>> START EXERCISE DATA

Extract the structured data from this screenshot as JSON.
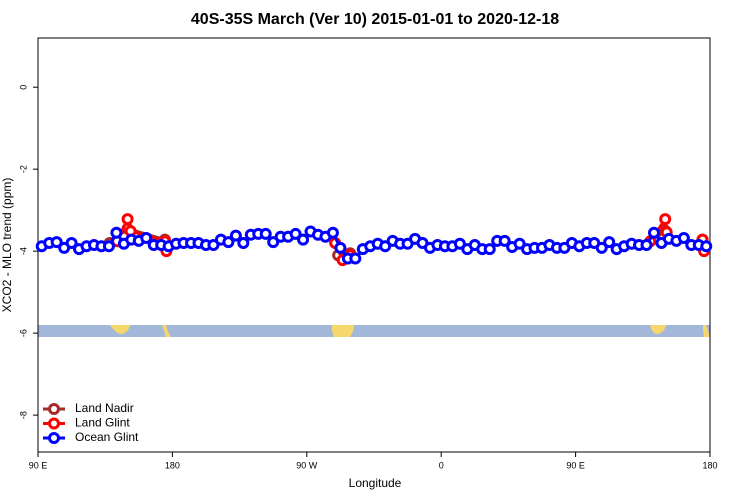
{
  "chart_data": {
    "type": "line",
    "title": "40S-35S March (Ver 10)   2015-01-01 to 2020-12-18",
    "x_label": "Longitude",
    "y_label": "XCO2 - MLO trend (ppm)",
    "xlim": [
      90,
      540
    ],
    "ylim": [
      -8.9,
      1.2
    ],
    "xticks": [
      {
        "value": 90,
        "label": "90 E"
      },
      180,
      {
        "value": 270,
        "label": "90 W"
      },
      {
        "value": 360,
        "label": "0"
      },
      {
        "value": 450,
        "label": "90 E"
      },
      {
        "value": 540,
        "label": "180"
      }
    ],
    "yticks": [
      0,
      -2,
      -4,
      -6,
      -8
    ],
    "legend": "bottomleft",
    "series": [
      {
        "name": "Land Nadir",
        "color": "#a52a2a",
        "x": [
          138,
          150,
          175,
          232,
          291,
          299,
          400,
          503,
          510,
          520,
          535
        ],
        "values": [
          -3.8,
          -3.45,
          -3.72,
          null,
          -4.1,
          -4.05,
          null,
          -3.7,
          -3.5,
          null,
          -3.72
        ]
      },
      {
        "name": "Land Glint",
        "color": "#ff0000",
        "x": [
          143,
          150,
          152,
          175,
          176,
          232,
          289,
          294,
          299,
          302,
          400,
          500,
          510,
          511,
          520,
          535,
          536
        ],
        "values": [
          -3.76,
          -3.22,
          -3.51,
          -3.76,
          -4.0,
          null,
          -3.8,
          -4.22,
          -4.1,
          -4.17,
          null,
          -3.76,
          -3.22,
          -3.54,
          null,
          -3.72,
          -4.0
        ]
      },
      {
        "name": "Ocean Glint",
        "color": "#0000ff",
        "x": [
          92.5,
          97.5,
          102.5,
          107.5,
          112.5,
          117.5,
          122.5,
          127.5,
          132.5,
          137.5,
          142.5,
          147.5,
          152.5,
          157.5,
          162.5,
          167.5,
          172.5,
          177.5,
          182.5,
          187.5,
          192.5,
          197.5,
          202.5,
          207.5,
          212.5,
          217.5,
          222.5,
          227.5,
          232.5,
          237.5,
          242.5,
          247.5,
          252.5,
          257.5,
          262.5,
          267.5,
          272.5,
          277.5,
          282.5,
          287.5,
          292.5,
          297.5,
          302.5,
          307.5,
          312.5,
          317.5,
          322.5,
          327.5,
          332.5,
          337.5,
          342.5,
          347.5,
          352.5,
          357.5,
          362.5,
          367.5,
          372.5,
          377.5,
          382.5,
          387.5,
          392.5,
          397.5,
          402.5,
          407.5,
          412.5,
          417.5,
          422.5,
          427.5,
          432.5,
          437.5,
          442.5,
          447.5,
          452.5,
          457.5,
          462.5,
          467.5,
          472.5,
          477.5,
          482.5,
          487.5,
          492.5,
          497.5,
          502.5,
          507.5,
          512.5,
          517.5,
          522.5,
          527.5,
          532.5,
          537.5
        ],
        "values": [
          -3.88,
          -3.8,
          -3.78,
          -3.92,
          -3.8,
          -3.95,
          -3.88,
          -3.85,
          -3.88,
          -3.88,
          -3.55,
          -3.82,
          -3.72,
          -3.75,
          -3.68,
          -3.85,
          -3.85,
          -3.88,
          -3.82,
          -3.8,
          -3.8,
          -3.8,
          -3.85,
          -3.85,
          -3.72,
          -3.78,
          -3.62,
          -3.8,
          -3.6,
          -3.58,
          -3.58,
          -3.78,
          -3.65,
          -3.65,
          -3.58,
          -3.72,
          -3.52,
          -3.6,
          -3.65,
          -3.55,
          -3.92,
          -4.18,
          -4.18,
          -3.95,
          -3.88,
          -3.82,
          -3.88,
          -3.75,
          -3.82,
          -3.82,
          -3.7,
          -3.8,
          -3.92,
          -3.85,
          -3.88,
          -3.88,
          -3.82,
          -3.95,
          -3.85,
          -3.95,
          -3.95,
          -3.75,
          -3.75,
          -3.9,
          -3.82,
          -3.95,
          -3.92,
          -3.92,
          -3.85,
          -3.92,
          -3.92,
          -3.8,
          -3.88,
          -3.8,
          -3.8,
          -3.92,
          -3.78,
          -3.95,
          -3.88,
          -3.82,
          -3.85,
          -3.85,
          -3.55,
          -3.8,
          -3.7,
          -3.75,
          -3.68,
          -3.85,
          -3.85,
          -3.88
        ]
      }
    ]
  }
}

>> END EXERCISE DATA

**TASK OBJECTIVE**
The data should be printed again unchanged; leave its pictures out.

**EXERCISE ANSWER**
Extract the structured data from this screenshot as JSON.
{
  "chart_data": {
    "type": "line",
    "title": "40S-35S March (Ver 10)   2015-01-01 to 2020-12-18",
    "x_label": "Longitude",
    "y_label": "XCO2 - MLO trend (ppm)",
    "xlim": [
      90,
      540
    ],
    "ylim": [
      -8.9,
      1.2
    ],
    "xticks": [
      {
        "value": 90,
        "label": "90 E"
      },
      180,
      {
        "value": 270,
        "label": "90 W"
      },
      {
        "value": 360,
        "label": "0"
      },
      {
        "value": 450,
        "label": "90 E"
      },
      {
        "value": 540,
        "label": "180"
      }
    ],
    "yticks": [
      0,
      -2,
      -4,
      -6,
      -8
    ],
    "legend": "bottomleft",
    "series": [
      {
        "name": "Land Nadir",
        "color": "#a52a2a",
        "x": [
          138,
          150,
          175,
          232,
          291,
          299,
          400,
          503,
          510,
          520,
          535
        ],
        "values": [
          -3.8,
          -3.45,
          -3.72,
          null,
          -4.1,
          -4.05,
          null,
          -3.7,
          -3.5,
          null,
          -3.72
        ]
      },
      {
        "name": "Land Glint",
        "color": "#ff0000",
        "x": [
          143,
          150,
          152,
          175,
          176,
          232,
          289,
          294,
          299,
          302,
          400,
          500,
          510,
          511,
          520,
          535,
          536
        ],
        "values": [
          -3.76,
          -3.22,
          -3.51,
          -3.76,
          -4.0,
          null,
          -3.8,
          -4.22,
          -4.1,
          -4.17,
          null,
          -3.76,
          -3.22,
          -3.54,
          null,
          -3.72,
          -4.0
        ]
      },
      {
        "name": "Ocean Glint",
        "color": "#0000ff",
        "x": [
          92.5,
          97.5,
          102.5,
          107.5,
          112.5,
          117.5,
          122.5,
          127.5,
          132.5,
          137.5,
          142.5,
          147.5,
          152.5,
          157.5,
          162.5,
          167.5,
          172.5,
          177.5,
          182.5,
          187.5,
          192.5,
          197.5,
          202.5,
          207.5,
          212.5,
          217.5,
          222.5,
          227.5,
          232.5,
          237.5,
          242.5,
          247.5,
          252.5,
          257.5,
          262.5,
          267.5,
          272.5,
          277.5,
          282.5,
          287.5,
          292.5,
          297.5,
          302.5,
          307.5,
          312.5,
          317.5,
          322.5,
          327.5,
          332.5,
          337.5,
          342.5,
          347.5,
          352.5,
          357.5,
          362.5,
          367.5,
          372.5,
          377.5,
          382.5,
          387.5,
          392.5,
          397.5,
          402.5,
          407.5,
          412.5,
          417.5,
          422.5,
          427.5,
          432.5,
          437.5,
          442.5,
          447.5,
          452.5,
          457.5,
          462.5,
          467.5,
          472.5,
          477.5,
          482.5,
          487.5,
          492.5,
          497.5,
          502.5,
          507.5,
          512.5,
          517.5,
          522.5,
          527.5,
          532.5,
          537.5
        ],
        "values": [
          -3.88,
          -3.8,
          -3.78,
          -3.92,
          -3.8,
          -3.95,
          -3.88,
          -3.85,
          -3.88,
          -3.88,
          -3.55,
          -3.82,
          -3.72,
          -3.75,
          -3.68,
          -3.85,
          -3.85,
          -3.88,
          -3.82,
          -3.8,
          -3.8,
          -3.8,
          -3.85,
          -3.85,
          -3.72,
          -3.78,
          -3.62,
          -3.8,
          -3.6,
          -3.58,
          -3.58,
          -3.78,
          -3.65,
          -3.65,
          -3.58,
          -3.72,
          -3.52,
          -3.6,
          -3.65,
          -3.55,
          -3.92,
          -4.18,
          -4.18,
          -3.95,
          -3.88,
          -3.82,
          -3.88,
          -3.75,
          -3.82,
          -3.82,
          -3.7,
          -3.8,
          -3.92,
          -3.85,
          -3.88,
          -3.88,
          -3.82,
          -3.95,
          -3.85,
          -3.95,
          -3.95,
          -3.75,
          -3.75,
          -3.9,
          -3.82,
          -3.95,
          -3.92,
          -3.92,
          -3.85,
          -3.92,
          -3.92,
          -3.8,
          -3.88,
          -3.8,
          -3.8,
          -3.92,
          -3.78,
          -3.95,
          -3.88,
          -3.82,
          -3.85,
          -3.85,
          -3.55,
          -3.8,
          -3.7,
          -3.75,
          -3.68,
          -3.85,
          -3.85,
          -3.88
        ]
      }
    ]
  }
}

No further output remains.